Dataset entries:
----

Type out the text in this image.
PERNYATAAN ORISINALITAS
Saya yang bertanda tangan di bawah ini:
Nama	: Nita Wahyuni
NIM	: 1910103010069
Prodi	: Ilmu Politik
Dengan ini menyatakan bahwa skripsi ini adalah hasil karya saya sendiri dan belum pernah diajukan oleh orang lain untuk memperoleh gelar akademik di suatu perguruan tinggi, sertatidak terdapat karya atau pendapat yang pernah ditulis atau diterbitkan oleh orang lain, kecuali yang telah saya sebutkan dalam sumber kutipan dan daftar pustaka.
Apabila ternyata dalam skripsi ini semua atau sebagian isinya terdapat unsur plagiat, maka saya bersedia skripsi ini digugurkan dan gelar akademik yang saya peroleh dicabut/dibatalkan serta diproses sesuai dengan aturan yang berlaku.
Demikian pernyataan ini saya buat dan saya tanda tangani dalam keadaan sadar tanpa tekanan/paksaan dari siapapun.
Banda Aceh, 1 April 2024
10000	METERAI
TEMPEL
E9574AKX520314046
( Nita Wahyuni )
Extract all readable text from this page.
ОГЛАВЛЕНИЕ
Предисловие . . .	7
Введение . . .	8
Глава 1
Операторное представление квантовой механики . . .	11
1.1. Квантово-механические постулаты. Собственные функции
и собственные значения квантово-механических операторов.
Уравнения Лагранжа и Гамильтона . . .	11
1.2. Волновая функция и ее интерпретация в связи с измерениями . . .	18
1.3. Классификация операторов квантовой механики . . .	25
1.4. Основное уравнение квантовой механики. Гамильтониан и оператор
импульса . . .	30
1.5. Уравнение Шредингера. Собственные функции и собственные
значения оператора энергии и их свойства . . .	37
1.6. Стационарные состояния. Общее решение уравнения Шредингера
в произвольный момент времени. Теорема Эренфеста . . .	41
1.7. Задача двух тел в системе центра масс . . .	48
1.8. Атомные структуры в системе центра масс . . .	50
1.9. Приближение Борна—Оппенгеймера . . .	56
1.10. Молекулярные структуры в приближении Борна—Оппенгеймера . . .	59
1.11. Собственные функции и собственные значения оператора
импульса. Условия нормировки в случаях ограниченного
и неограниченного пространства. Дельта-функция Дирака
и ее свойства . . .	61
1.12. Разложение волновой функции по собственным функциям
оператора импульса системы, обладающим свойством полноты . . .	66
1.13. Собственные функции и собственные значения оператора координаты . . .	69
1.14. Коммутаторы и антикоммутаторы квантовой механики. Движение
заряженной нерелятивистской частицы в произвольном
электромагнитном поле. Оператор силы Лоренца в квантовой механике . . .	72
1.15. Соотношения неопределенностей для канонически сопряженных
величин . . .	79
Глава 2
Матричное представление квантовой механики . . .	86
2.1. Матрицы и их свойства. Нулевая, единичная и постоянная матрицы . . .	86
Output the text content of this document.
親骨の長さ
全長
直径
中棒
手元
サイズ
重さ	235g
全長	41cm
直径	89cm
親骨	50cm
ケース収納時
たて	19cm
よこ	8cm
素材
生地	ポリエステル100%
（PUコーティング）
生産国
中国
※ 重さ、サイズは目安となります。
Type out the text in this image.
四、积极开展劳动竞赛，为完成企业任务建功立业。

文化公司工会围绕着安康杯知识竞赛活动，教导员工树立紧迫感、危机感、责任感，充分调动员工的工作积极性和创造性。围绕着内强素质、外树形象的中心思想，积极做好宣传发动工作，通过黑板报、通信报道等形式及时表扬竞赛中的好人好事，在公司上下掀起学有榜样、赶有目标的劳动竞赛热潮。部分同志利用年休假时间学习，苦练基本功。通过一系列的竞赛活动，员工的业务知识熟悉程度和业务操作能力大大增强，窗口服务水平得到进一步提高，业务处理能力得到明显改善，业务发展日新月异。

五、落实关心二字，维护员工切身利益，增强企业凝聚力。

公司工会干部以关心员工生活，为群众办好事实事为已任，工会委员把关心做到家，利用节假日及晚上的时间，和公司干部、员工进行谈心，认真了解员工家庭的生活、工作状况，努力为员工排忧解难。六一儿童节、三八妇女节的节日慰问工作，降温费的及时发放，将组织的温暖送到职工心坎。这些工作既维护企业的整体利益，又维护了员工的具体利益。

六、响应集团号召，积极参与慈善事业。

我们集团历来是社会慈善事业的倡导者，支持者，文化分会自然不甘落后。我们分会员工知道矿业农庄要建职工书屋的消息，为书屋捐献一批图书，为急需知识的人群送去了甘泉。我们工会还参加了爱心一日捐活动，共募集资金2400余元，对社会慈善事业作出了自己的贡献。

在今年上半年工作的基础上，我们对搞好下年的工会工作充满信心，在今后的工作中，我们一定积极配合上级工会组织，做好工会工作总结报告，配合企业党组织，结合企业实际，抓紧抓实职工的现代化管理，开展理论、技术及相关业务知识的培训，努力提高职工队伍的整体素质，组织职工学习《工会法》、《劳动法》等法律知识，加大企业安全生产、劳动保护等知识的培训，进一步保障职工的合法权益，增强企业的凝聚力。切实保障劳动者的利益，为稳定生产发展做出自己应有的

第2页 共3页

----

Written exercise:
Using the listing above, gather each line that holds the string "представление" and copy it.

Task answer:
Операторное представление квантовой механики . . .	11
Матричное представление квантовой механики . . .	86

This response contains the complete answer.